::: GIVEN RECORDS
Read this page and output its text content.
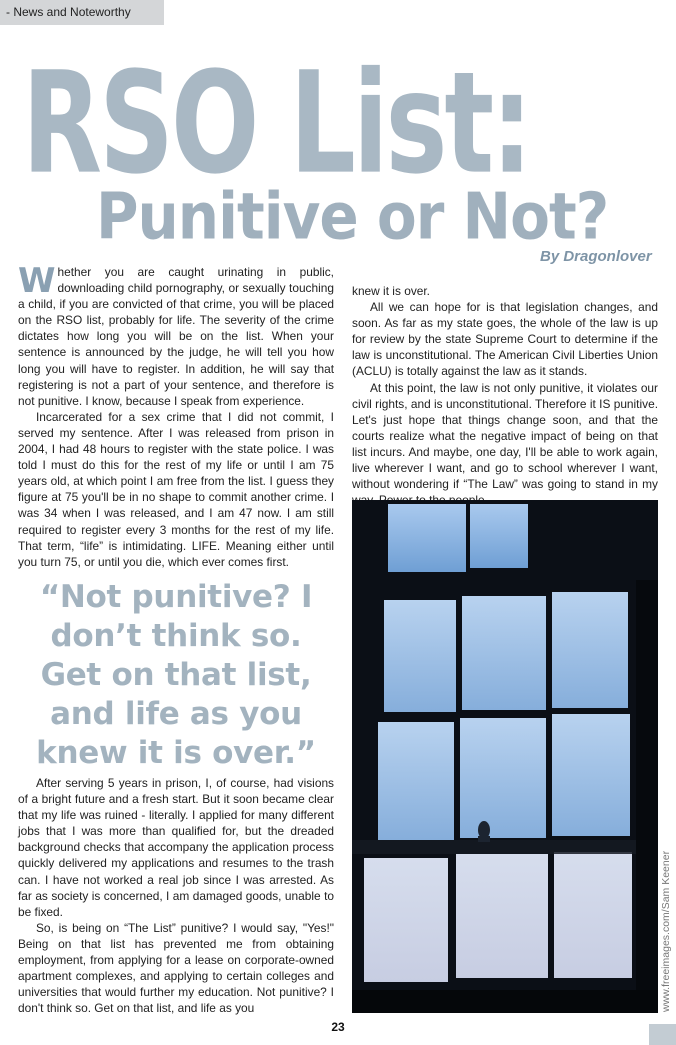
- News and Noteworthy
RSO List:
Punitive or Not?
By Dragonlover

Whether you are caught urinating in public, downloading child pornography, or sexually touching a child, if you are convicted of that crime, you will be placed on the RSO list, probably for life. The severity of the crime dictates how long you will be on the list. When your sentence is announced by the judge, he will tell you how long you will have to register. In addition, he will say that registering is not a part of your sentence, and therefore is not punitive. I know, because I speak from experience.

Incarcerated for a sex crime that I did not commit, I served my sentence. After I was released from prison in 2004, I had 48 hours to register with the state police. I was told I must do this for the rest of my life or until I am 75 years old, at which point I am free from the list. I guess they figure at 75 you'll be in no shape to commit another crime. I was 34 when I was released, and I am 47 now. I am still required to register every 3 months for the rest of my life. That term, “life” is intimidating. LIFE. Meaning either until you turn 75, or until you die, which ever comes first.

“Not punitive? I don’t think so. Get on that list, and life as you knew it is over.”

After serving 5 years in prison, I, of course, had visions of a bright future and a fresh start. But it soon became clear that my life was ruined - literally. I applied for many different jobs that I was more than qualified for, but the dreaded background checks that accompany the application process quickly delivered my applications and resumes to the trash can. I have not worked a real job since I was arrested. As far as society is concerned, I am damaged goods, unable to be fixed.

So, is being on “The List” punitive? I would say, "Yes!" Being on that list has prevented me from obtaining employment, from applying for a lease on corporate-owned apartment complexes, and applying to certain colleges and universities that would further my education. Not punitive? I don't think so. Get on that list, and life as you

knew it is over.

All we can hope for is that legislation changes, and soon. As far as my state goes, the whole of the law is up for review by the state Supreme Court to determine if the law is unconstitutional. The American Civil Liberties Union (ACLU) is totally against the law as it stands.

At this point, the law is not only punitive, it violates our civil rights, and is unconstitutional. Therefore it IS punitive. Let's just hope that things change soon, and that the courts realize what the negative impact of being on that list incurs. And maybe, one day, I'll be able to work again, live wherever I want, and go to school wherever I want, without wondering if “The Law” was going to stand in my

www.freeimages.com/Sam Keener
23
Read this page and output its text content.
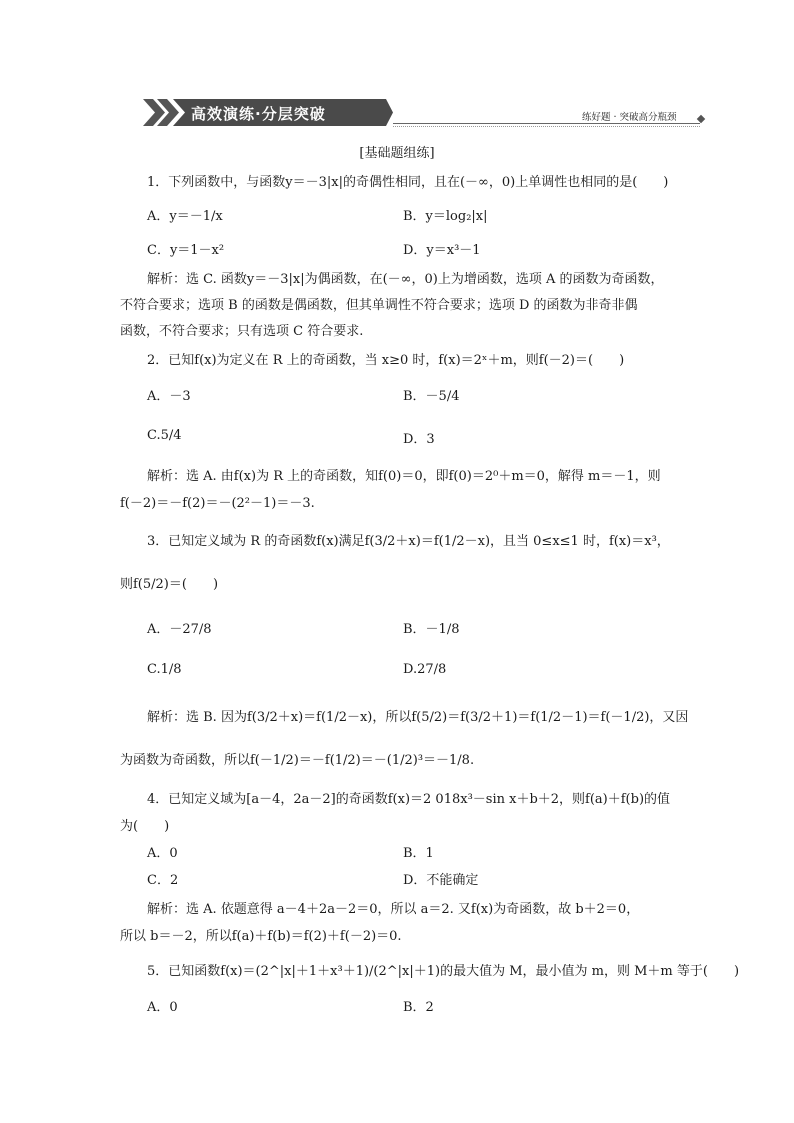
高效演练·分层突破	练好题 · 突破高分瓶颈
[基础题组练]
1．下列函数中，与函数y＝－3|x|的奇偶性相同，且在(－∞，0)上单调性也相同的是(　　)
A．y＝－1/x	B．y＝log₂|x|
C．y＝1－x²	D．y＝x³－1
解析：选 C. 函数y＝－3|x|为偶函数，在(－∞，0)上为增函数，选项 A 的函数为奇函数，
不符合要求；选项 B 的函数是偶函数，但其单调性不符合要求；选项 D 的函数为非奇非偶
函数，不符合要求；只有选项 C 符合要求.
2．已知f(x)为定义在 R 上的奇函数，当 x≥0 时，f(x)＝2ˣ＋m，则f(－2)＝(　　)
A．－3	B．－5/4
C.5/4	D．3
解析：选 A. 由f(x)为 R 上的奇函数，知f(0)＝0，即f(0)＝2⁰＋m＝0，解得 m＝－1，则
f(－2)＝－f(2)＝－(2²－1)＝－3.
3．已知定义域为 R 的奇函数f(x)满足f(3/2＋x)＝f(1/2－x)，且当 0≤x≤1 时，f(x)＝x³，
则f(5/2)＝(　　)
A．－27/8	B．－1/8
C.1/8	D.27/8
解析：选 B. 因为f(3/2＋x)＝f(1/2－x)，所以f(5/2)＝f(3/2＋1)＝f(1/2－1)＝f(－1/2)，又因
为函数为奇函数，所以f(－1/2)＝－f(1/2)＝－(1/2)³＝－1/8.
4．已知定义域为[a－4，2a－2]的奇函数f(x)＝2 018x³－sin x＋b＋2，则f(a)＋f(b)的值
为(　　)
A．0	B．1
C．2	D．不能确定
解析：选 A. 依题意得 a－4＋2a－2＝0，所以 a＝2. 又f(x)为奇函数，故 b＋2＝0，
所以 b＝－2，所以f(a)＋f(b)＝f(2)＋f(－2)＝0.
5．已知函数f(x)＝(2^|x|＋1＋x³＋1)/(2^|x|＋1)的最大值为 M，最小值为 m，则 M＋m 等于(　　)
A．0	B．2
::::::
REQUIRED WORK: Scan the material above. Extract every line in which the word "的奇函数f" occurs.

RESULT OF THIS EXERCISE:
3．已知定义域为 R 的奇函数f(x)满足f(3/2＋x)＝f(1/2－x)，且当 0≤x≤1 时，f(x)＝x³，
4．已知定义域为[a－4，2a－2]的奇函数f(x)＝2 018x³－sin x＋b＋2，则f(a)＋f(b)的值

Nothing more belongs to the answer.